WHAT THE TASK REQUIRES
Review the listing and copy each line that holds the word "victim".

Stored records

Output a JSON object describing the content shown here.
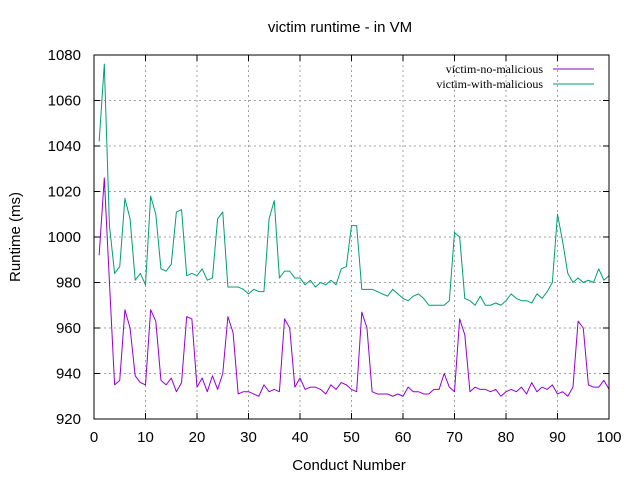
{
  "chart_data": {
    "type": "line",
    "title": "victim runtime - in VM",
    "xlabel": "Conduct Number",
    "ylabel": "Runtime (ms)",
    "xlim": [
      0,
      100
    ],
    "ylim": [
      920,
      1080
    ],
    "x_ticks": [
      0,
      10,
      20,
      30,
      40,
      50,
      60,
      70,
      80,
      90,
      100
    ],
    "y_ticks": [
      920,
      940,
      960,
      980,
      1000,
      1020,
      1040,
      1060,
      1080
    ],
    "grid": true,
    "legend_position": "top-right",
    "x": [
      1,
      2,
      3,
      4,
      5,
      6,
      7,
      8,
      9,
      10,
      11,
      12,
      13,
      14,
      15,
      16,
      17,
      18,
      19,
      20,
      21,
      22,
      23,
      24,
      25,
      26,
      27,
      28,
      29,
      30,
      31,
      32,
      33,
      34,
      35,
      36,
      37,
      38,
      39,
      40,
      41,
      42,
      43,
      44,
      45,
      46,
      47,
      48,
      49,
      50,
      51,
      52,
      53,
      54,
      55,
      56,
      57,
      58,
      59,
      60,
      61,
      62,
      63,
      64,
      65,
      66,
      67,
      68,
      69,
      70,
      71,
      72,
      73,
      74,
      75,
      76,
      77,
      78,
      79,
      80,
      81,
      82,
      83,
      84,
      85,
      86,
      87,
      88,
      89,
      90,
      91,
      92,
      93,
      94,
      95,
      96,
      97,
      98,
      99,
      100
    ],
    "series": [
      {
        "name": "victim-no-malicious",
        "color": "#9400d3",
        "values": [
          992,
          1026,
          980,
          935,
          937,
          968,
          960,
          939,
          936,
          935,
          968,
          963,
          937,
          935,
          938,
          932,
          936,
          965,
          964,
          934,
          938,
          932,
          939,
          933,
          940,
          965,
          958,
          931,
          932,
          932,
          931,
          930,
          935,
          932,
          933,
          932,
          964,
          960,
          934,
          938,
          933,
          934,
          934,
          933,
          931,
          935,
          933,
          936,
          935,
          933,
          932,
          967,
          960,
          932,
          931,
          931,
          931,
          930,
          931,
          930,
          934,
          932,
          932,
          931,
          931,
          933,
          933,
          940,
          934,
          932,
          964,
          957,
          932,
          934,
          933,
          933,
          932,
          933,
          930,
          932,
          933,
          932,
          934,
          931,
          936,
          932,
          934,
          933,
          935,
          931,
          932,
          930,
          934,
          963,
          960,
          935,
          934,
          934,
          937,
          933
        ]
      },
      {
        "name": "victim-with-malicious",
        "color": "#009e73",
        "values": [
          1042,
          1076,
          1005,
          984,
          987,
          1017,
          1008,
          981,
          984,
          979,
          1018,
          1010,
          986,
          985,
          988,
          1011,
          1012,
          983,
          984,
          983,
          986,
          981,
          982,
          1008,
          1011,
          978,
          978,
          978,
          977,
          975,
          977,
          976,
          976,
          1008,
          1016,
          982,
          985,
          985,
          982,
          982,
          979,
          981,
          978,
          980,
          979,
          981,
          979,
          986,
          987,
          1005,
          1005,
          977,
          977,
          977,
          976,
          975,
          974,
          977,
          975,
          973,
          972,
          974,
          975,
          973,
          970,
          970,
          970,
          970,
          972,
          1002,
          1000,
          973,
          972,
          970,
          974,
          970,
          970,
          971,
          970,
          972,
          975,
          973,
          972,
          972,
          971,
          975,
          973,
          976,
          980,
          1010,
          998,
          984,
          980,
          982,
          980,
          981,
          980,
          986,
          981,
          983
        ]
      }
    ]
  }
}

THE SOLUTION
    "title": "victim runtime - in VM",
        "name": "victim-no-malicious",
        "name": "victim-with-malicious",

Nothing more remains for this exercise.